→ DATA FOR REVIEW:
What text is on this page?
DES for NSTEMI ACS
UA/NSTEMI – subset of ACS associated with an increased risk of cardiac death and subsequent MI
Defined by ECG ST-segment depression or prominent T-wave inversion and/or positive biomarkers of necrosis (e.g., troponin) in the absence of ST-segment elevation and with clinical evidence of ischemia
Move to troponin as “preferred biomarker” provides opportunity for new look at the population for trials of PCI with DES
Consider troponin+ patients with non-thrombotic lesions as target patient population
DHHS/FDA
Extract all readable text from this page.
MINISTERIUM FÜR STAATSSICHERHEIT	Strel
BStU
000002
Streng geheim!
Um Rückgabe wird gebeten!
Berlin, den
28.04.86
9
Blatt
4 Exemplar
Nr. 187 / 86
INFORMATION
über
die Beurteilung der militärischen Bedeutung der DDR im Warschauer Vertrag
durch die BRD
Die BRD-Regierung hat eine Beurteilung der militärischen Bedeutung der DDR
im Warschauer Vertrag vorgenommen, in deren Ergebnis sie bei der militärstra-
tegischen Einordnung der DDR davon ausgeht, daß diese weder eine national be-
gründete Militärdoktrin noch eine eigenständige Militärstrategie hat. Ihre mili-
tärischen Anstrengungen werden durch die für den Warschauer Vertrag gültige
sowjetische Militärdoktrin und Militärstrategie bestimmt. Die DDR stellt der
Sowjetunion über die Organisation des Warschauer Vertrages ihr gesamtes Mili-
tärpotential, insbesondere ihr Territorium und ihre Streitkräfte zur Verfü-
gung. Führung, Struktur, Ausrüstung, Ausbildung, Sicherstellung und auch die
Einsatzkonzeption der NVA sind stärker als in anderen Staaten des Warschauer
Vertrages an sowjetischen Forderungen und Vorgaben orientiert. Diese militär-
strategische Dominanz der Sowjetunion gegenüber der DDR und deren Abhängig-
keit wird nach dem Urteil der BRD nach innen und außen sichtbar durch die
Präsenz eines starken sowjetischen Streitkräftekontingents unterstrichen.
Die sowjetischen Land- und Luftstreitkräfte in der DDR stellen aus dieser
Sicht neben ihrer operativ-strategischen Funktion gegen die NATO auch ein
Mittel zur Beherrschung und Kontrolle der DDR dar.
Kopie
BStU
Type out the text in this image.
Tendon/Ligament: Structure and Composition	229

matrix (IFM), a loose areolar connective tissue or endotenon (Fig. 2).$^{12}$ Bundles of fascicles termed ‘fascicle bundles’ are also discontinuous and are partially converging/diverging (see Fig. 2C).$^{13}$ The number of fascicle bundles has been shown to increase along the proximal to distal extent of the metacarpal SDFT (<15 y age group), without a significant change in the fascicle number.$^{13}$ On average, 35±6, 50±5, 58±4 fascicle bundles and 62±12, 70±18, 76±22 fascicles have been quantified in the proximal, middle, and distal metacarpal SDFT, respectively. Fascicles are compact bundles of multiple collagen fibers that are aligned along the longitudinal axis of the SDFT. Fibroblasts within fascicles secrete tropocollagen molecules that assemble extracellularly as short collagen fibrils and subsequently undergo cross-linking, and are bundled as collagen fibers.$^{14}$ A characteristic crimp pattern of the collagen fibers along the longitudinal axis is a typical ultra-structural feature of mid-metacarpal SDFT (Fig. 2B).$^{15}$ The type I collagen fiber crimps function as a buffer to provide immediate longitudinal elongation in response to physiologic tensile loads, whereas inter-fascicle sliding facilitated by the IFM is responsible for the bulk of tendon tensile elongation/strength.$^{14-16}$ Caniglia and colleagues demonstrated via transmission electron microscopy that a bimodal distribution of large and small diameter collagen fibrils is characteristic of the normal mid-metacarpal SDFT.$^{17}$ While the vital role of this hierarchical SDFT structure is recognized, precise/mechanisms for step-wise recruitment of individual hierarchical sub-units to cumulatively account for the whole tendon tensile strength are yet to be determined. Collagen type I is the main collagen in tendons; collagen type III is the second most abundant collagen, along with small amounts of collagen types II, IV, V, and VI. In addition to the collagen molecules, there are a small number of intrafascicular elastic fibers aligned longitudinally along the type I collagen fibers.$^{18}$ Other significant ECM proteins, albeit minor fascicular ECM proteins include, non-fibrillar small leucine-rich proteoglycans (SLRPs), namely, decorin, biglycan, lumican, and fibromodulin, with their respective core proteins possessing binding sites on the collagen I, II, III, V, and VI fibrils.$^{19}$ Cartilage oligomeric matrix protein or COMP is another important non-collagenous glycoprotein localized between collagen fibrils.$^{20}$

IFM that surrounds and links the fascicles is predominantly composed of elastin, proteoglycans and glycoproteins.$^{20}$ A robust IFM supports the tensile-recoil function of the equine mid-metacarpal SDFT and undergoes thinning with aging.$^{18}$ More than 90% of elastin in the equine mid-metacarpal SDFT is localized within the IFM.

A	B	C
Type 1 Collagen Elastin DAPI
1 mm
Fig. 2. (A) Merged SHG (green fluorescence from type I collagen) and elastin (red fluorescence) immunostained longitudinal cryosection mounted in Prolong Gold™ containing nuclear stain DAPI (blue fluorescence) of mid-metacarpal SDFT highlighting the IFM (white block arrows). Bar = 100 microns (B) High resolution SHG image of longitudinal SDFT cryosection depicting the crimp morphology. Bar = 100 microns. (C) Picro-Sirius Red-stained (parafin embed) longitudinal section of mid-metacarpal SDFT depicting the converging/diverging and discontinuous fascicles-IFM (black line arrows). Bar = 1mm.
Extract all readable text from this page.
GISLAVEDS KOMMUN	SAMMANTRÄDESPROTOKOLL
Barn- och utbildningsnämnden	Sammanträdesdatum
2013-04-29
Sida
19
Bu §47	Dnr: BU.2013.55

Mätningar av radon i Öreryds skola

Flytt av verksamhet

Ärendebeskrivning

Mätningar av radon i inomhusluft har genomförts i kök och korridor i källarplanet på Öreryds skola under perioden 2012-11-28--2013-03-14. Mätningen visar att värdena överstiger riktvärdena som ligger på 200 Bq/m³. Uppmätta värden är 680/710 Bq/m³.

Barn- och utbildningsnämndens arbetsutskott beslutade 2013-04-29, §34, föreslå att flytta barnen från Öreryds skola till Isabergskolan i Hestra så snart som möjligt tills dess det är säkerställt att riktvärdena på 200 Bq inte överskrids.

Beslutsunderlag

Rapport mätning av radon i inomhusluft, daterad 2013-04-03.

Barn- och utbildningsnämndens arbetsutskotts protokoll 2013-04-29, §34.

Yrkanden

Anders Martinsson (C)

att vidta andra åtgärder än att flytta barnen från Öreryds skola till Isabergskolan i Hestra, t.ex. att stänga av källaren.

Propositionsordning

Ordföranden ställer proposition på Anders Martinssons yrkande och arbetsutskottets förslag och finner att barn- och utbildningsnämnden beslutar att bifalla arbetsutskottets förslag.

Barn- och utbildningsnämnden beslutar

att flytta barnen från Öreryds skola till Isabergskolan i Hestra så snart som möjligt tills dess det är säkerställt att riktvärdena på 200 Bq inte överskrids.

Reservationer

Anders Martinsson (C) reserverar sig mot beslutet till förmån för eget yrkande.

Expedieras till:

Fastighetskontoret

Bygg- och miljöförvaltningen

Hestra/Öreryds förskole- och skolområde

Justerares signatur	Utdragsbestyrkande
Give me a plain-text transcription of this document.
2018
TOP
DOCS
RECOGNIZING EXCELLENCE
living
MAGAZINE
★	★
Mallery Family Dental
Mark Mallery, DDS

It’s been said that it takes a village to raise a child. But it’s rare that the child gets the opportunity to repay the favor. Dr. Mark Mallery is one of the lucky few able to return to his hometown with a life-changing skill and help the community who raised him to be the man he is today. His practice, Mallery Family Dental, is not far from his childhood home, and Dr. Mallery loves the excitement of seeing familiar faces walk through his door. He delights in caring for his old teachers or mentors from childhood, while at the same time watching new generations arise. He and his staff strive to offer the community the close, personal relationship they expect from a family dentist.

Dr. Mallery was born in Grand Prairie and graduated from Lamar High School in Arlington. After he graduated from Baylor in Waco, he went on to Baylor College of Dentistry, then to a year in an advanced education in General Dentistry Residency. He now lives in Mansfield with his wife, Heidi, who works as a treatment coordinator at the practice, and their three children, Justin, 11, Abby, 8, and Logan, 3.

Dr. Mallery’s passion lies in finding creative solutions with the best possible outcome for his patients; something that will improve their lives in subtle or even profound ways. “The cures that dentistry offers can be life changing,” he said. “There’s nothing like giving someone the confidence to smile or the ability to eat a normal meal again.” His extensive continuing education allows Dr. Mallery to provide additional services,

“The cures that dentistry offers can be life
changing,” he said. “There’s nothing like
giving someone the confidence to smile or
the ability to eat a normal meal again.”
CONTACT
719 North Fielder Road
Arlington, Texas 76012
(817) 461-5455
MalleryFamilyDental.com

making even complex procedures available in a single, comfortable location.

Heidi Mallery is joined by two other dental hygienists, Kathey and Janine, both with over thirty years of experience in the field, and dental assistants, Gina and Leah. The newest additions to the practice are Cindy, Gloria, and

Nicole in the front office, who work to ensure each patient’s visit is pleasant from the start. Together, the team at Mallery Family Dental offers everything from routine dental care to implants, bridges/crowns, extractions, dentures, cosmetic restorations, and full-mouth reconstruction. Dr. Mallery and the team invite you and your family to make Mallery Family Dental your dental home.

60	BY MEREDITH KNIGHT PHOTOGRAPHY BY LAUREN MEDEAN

→ ACTIVITY:
Filter the listing above for lines with the word "Militärdoktrin", and copy each one you find.

→ WRITTEN SOLUTION:
gründete Militärdoktrin noch eine eigenständige Militärstrategie hat. Ihre mili-
sowjetische Militärdoktrin und Militärstrategie bestimmt. Die DDR stellt der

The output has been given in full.